Extract all data as written.

* [Material for the task]
=====

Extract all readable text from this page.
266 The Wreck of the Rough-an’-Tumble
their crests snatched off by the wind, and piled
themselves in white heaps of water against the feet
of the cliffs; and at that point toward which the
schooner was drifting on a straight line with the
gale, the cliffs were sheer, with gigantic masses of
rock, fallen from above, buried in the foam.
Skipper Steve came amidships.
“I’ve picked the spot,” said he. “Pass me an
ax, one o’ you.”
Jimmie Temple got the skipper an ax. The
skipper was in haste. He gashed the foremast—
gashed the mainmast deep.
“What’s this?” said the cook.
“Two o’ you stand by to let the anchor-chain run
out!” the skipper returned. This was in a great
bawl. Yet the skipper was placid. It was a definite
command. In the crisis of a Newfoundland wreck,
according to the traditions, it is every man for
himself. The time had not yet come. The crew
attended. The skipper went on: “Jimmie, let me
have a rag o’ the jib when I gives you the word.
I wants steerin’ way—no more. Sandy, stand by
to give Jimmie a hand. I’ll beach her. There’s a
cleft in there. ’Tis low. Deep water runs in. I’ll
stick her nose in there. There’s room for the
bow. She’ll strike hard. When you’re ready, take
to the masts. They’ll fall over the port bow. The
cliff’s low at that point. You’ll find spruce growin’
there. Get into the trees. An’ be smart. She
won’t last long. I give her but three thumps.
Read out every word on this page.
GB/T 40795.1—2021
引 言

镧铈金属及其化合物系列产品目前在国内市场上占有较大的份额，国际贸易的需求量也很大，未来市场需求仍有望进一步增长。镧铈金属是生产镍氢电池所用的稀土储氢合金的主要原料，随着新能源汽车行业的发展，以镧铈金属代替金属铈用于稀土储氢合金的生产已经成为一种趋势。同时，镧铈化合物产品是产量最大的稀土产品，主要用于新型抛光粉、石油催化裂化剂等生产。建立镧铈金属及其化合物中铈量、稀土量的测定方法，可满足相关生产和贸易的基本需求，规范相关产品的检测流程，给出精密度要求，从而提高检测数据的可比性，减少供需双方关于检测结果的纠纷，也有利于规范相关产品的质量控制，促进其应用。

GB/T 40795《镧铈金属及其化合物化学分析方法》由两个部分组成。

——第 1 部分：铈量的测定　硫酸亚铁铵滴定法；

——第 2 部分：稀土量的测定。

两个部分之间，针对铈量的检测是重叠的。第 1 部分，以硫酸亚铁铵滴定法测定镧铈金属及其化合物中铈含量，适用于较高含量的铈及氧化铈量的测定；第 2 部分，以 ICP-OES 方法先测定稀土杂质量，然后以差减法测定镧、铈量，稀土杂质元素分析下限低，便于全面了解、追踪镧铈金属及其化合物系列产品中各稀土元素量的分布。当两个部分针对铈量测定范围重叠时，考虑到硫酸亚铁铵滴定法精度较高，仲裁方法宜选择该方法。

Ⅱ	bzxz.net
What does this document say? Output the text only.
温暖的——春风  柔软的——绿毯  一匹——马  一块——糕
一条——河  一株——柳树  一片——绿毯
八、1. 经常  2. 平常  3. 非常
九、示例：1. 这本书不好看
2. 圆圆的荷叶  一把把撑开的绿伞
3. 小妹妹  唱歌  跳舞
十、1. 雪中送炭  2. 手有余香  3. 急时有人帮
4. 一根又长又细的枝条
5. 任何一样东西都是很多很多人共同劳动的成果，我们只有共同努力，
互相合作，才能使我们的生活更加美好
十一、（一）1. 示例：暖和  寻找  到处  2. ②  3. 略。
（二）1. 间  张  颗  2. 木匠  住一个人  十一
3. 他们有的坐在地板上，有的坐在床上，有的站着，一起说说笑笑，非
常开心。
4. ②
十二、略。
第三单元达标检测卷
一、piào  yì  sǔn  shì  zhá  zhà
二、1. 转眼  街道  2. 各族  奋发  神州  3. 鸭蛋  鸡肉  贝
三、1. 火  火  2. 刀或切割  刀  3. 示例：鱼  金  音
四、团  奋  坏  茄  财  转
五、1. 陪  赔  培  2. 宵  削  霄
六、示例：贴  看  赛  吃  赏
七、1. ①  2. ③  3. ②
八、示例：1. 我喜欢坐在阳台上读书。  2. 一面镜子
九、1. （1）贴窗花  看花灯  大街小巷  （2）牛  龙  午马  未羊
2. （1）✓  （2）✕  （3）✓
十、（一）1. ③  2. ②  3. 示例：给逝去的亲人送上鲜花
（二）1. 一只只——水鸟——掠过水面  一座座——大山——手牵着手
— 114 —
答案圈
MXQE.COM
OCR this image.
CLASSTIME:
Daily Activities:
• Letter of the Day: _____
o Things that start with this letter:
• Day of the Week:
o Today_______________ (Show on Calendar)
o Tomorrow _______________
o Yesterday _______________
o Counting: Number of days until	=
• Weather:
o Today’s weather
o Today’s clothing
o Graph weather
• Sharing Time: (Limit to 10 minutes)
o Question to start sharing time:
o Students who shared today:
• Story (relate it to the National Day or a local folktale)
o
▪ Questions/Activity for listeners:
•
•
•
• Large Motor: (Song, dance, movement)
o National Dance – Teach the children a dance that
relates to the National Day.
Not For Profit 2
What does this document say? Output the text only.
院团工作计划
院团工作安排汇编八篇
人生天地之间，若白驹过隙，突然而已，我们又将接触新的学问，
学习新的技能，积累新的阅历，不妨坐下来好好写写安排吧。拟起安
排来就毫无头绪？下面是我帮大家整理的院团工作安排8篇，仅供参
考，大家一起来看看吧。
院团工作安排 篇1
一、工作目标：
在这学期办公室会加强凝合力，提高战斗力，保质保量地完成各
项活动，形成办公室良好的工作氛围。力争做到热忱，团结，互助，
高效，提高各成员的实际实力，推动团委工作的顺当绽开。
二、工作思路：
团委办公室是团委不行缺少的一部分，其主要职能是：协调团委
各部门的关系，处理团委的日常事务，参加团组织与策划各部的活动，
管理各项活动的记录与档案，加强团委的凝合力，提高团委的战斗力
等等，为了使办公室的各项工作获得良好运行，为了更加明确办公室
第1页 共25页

=====

* [Reply to the exercise]
Extract all readable text from this page.
266 The Wreck of the Rough-an’-Tumble
their crests snatched off by the wind, and piled
themselves in white heaps of water against the feet
of the cliffs; and at that point toward which the
schooner was drifting on a straight line with the
gale, the cliffs were sheer, with gigantic masses of
rock, fallen from above, buried in the foam.
Skipper Steve came amidships.
“I’ve picked the spot,” said he. “Pass me an
ax, one o’ you.”
Jimmie Temple got the skipper an ax. The
skipper was in haste. He gashed the foremast—
gashed the mainmast deep.
“What’s this?” said the cook.
“Two o’ you stand by to let the anchor-chain run
out!” the skipper returned. This was in a great
bawl. Yet the skipper was placid. It was a definite
command. In the crisis of a Newfoundland wreck,
according to the traditions, it is every man for
himself. The time had not yet come. The crew
attended. The skipper went on: “Jimmie, let me
have a rag o’ the jib when I gives you the word.
I wants steerin’ way—no more. Sandy, stand by
to give Jimmie a hand. I’ll beach her. There’s a
cleft in there. ’Tis low. Deep water runs in. I’ll
stick her nose in there. There’s room for the
bow. She’ll strike hard. When you’re ready, take
to the masts. They’ll fall over the port bow. The
cliff’s low at that point. You’ll find spruce growin’
there. Get into the trees. An’ be smart. She
won’t last long. I give her but three thumps.
Read out every word on this page.
GB/T 40795.1—2021
引 言

镧铈金属及其化合物系列产品目前在国内市场上占有较大的份额，国际贸易的需求量也很大，未来市场需求仍有望进一步增长。镧铈金属是生产镍氢电池所用的稀土储氢合金的主要原料，随着新能源汽车行业的发展，以镧铈金属代替金属铈用于稀土储氢合金的生产已经成为一种趋势。同时，镧铈化合物产品是产量最大的稀土产品，主要用于新型抛光粉、石油催化裂化剂等生产。建立镧铈金属及其化合物中铈量、稀土量的测定方法，可满足相关生产和贸易的基本需求，规范相关产品的检测流程，给出精密度要求，从而提高检测数据的可比性，减少供需双方关于检测结果的纠纷，也有利于规范相关产品的质量控制，促进其应用。

GB/T 40795《镧铈金属及其化合物化学分析方法》由两个部分组成。

——第 1 部分：铈量的测定　硫酸亚铁铵滴定法；

——第 2 部分：稀土量的测定。

两个部分之间，针对铈量的检测是重叠的。第 1 部分，以硫酸亚铁铵滴定法测定镧铈金属及其化合物中铈含量，适用于较高含量的铈及氧化铈量的测定；第 2 部分，以 ICP-OES 方法先测定稀土杂质量，然后以差减法测定镧、铈量，稀土杂质元素分析下限低，便于全面了解、追踪镧铈金属及其化合物系列产品中各稀土元素量的分布。当两个部分针对铈量测定范围重叠时，考虑到硫酸亚铁铵滴定法精度较高，仲裁方法宜选择该方法。

Ⅱ	bzxz.net
What does this document say? Output the text only.
温暖的——春风  柔软的——绿毯  一匹——马  一块——糕
一条——河  一株——柳树  一片——绿毯
八、1. 经常  2. 平常  3. 非常
九、示例：1. 这本书不好看
2. 圆圆的荷叶  一把把撑开的绿伞
3. 小妹妹  唱歌  跳舞
十、1. 雪中送炭  2. 手有余香  3. 急时有人帮
4. 一根又长又细的枝条
5. 任何一样东西都是很多很多人共同劳动的成果，我们只有共同努力，
互相合作，才能使我们的生活更加美好
十一、（一）1. 示例：暖和  寻找  到处  2. ②  3. 略。
（二）1. 间  张  颗  2. 木匠  住一个人  十一
3. 他们有的坐在地板上，有的坐在床上，有的站着，一起说说笑笑，非
常开心。
4. ②
十二、略。
第三单元达标检测卷
一、piào  yì  sǔn  shì  zhá  zhà
二、1. 转眼  街道  2. 各族  奋发  神州  3. 鸭蛋  鸡肉  贝
三、1. 火  火  2. 刀或切割  刀  3. 示例：鱼  金  音
四、团  奋  坏  茄  财  转
五、1. 陪  赔  培  2. 宵  削  霄
六、示例：贴  看  赛  吃  赏
七、1. ①  2. ③  3. ②
八、示例：1. 我喜欢坐在阳台上读书。  2. 一面镜子
九、1. （1）贴窗花  看花灯  大街小巷  （2）牛  龙  午马  未羊
2. （1）✓  （2）✕  （3）✓
十、（一）1. ③  2. ②  3. 示例：给逝去的亲人送上鲜花
（二）1. 一只只——水鸟——掠过水面  一座座——大山——手牵着手
— 114 —
答案圈
MXQE.COM
OCR this image.
CLASSTIME:
Daily Activities:
• Letter of the Day: _____
o Things that start with this letter:
• Day of the Week:
o Today_______________ (Show on Calendar)
o Tomorrow _______________
o Yesterday _______________
o Counting: Number of days until	=
• Weather:
o Today’s weather
o Today’s clothing
o Graph weather
• Sharing Time: (Limit to 10 minutes)
o Question to start sharing time:
o Students who shared today:
• Story (relate it to the National Day or a local folktale)
o
▪ Questions/Activity for listeners:
•
•
•
• Large Motor: (Song, dance, movement)
o National Dance – Teach the children a dance that
relates to the National Day.
Not For Profit 2
What does this document say? Output the text only.
院团工作计划
院团工作安排汇编八篇
人生天地之间，若白驹过隙，突然而已，我们又将接触新的学问，
学习新的技能，积累新的阅历，不妨坐下来好好写写安排吧。拟起安
排来就毫无头绪？下面是我帮大家整理的院团工作安排8篇，仅供参
考，大家一起来看看吧。
院团工作安排 篇1
一、工作目标：
在这学期办公室会加强凝合力，提高战斗力，保质保量地完成各
项活动，形成办公室良好的工作氛围。力争做到热忱，团结，互助，
高效，提高各成员的实际实力，推动团委工作的顺当绽开。
二、工作思路：
团委办公室是团委不行缺少的一部分，其主要职能是：协调团委
各部门的关系，处理团委的日常事务，参加团组织与策划各部的活动，
管理各项活动的记录与档案，加强团委的凝合力，提高团委的战斗力
等等，为了使办公室的各项工作获得良好运行，为了更加明确办公室
第1页 共25页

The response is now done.